## Exercise aim
Report only how many lines hold the word "潼江年鉴".

## Saved entries
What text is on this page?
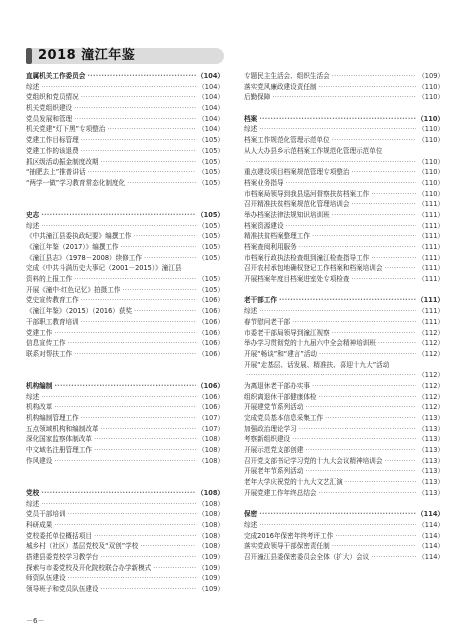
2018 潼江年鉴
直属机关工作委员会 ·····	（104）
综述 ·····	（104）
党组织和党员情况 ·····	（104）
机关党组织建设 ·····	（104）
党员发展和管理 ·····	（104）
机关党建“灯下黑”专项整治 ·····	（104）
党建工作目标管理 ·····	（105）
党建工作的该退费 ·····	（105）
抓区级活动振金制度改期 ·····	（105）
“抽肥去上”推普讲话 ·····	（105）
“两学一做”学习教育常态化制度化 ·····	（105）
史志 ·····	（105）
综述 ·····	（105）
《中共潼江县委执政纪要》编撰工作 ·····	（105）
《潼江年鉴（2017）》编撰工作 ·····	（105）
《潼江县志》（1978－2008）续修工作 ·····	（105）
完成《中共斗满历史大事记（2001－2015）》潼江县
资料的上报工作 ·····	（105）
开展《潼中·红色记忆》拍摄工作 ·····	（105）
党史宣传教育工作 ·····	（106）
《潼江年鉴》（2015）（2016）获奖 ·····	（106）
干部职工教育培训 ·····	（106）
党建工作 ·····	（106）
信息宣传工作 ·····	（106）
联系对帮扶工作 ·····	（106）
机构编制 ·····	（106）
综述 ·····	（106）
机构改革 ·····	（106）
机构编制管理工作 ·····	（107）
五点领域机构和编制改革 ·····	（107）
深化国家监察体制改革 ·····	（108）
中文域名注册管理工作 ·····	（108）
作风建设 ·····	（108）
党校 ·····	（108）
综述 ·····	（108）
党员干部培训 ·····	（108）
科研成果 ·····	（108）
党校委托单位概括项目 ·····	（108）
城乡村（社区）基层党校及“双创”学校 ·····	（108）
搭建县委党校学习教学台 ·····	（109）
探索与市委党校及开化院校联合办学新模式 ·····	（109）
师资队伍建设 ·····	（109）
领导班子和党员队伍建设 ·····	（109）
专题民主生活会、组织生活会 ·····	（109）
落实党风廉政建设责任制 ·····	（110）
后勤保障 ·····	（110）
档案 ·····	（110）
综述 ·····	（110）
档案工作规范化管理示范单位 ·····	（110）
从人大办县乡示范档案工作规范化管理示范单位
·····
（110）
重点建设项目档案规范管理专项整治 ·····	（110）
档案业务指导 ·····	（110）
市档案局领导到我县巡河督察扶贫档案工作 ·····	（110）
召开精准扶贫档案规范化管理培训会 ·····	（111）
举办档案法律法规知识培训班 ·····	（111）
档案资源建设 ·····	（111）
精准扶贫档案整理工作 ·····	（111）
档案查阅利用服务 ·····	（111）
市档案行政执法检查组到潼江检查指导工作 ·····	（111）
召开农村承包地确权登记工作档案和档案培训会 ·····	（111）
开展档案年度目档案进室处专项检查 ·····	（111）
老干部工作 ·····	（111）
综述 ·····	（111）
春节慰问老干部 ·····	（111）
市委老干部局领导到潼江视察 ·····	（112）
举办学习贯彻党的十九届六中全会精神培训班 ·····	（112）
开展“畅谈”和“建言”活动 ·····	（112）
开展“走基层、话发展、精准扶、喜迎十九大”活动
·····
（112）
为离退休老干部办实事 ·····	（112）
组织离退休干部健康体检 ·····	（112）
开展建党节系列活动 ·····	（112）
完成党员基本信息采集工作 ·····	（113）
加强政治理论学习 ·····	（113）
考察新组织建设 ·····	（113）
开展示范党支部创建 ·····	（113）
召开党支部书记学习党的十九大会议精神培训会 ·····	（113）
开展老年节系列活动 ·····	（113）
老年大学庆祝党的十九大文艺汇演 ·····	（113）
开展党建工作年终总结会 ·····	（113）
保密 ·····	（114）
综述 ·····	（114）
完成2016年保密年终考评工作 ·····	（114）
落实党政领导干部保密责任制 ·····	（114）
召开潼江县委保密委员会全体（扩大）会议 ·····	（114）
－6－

* * *

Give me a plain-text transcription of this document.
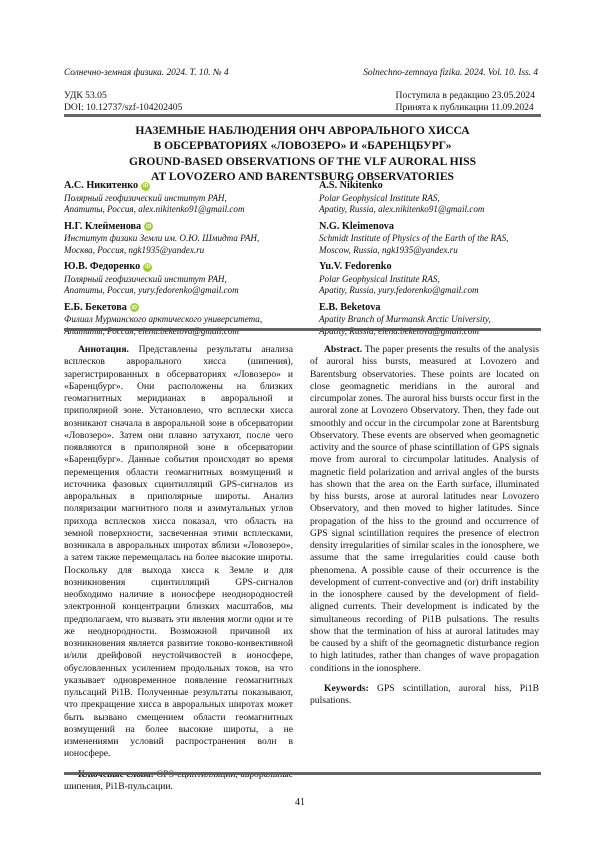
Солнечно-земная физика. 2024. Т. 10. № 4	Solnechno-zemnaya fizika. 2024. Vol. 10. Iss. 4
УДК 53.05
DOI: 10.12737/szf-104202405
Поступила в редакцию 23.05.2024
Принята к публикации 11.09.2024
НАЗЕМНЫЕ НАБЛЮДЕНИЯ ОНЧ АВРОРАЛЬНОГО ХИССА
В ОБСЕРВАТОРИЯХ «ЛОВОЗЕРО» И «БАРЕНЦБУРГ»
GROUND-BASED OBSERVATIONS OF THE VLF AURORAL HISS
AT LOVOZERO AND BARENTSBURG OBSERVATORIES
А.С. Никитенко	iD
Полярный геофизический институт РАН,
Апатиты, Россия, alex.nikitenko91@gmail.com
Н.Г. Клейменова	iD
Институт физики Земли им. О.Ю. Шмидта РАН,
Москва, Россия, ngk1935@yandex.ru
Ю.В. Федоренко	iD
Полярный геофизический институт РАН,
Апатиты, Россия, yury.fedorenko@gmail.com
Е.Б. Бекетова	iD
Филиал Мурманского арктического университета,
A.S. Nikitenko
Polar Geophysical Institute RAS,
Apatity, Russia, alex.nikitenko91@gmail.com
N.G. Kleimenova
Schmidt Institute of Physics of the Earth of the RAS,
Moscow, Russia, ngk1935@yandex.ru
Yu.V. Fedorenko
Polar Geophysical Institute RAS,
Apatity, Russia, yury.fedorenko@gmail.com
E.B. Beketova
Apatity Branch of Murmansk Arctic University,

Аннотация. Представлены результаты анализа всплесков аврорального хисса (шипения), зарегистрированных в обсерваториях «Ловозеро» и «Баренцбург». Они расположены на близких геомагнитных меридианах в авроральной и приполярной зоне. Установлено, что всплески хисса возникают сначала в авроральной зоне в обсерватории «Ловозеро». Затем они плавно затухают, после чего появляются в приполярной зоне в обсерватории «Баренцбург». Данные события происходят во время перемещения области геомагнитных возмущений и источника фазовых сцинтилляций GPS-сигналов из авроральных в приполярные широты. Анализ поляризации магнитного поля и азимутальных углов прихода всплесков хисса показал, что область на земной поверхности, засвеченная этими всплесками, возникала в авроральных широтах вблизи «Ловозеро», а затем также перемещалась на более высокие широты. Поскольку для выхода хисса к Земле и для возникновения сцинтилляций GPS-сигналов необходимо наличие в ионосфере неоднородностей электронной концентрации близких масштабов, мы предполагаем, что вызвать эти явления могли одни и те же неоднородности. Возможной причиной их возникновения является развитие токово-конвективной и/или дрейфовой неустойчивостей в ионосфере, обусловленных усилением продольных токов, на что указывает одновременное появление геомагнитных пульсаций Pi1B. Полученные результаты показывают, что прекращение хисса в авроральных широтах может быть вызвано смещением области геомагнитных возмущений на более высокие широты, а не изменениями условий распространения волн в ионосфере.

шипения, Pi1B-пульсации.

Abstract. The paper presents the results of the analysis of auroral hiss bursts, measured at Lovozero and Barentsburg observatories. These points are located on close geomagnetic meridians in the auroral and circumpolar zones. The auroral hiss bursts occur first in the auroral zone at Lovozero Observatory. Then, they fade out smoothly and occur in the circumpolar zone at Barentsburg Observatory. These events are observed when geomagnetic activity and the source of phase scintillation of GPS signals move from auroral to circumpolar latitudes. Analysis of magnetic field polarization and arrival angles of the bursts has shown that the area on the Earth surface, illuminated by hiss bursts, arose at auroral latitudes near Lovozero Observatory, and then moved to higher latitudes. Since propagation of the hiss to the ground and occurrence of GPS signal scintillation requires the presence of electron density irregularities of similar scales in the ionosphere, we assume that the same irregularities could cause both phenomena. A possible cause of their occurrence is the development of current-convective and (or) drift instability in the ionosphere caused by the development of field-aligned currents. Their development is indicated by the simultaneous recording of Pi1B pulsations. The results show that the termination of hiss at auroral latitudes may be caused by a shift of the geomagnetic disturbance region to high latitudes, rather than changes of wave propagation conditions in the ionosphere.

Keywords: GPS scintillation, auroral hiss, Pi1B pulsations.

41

## Result of this exercise
3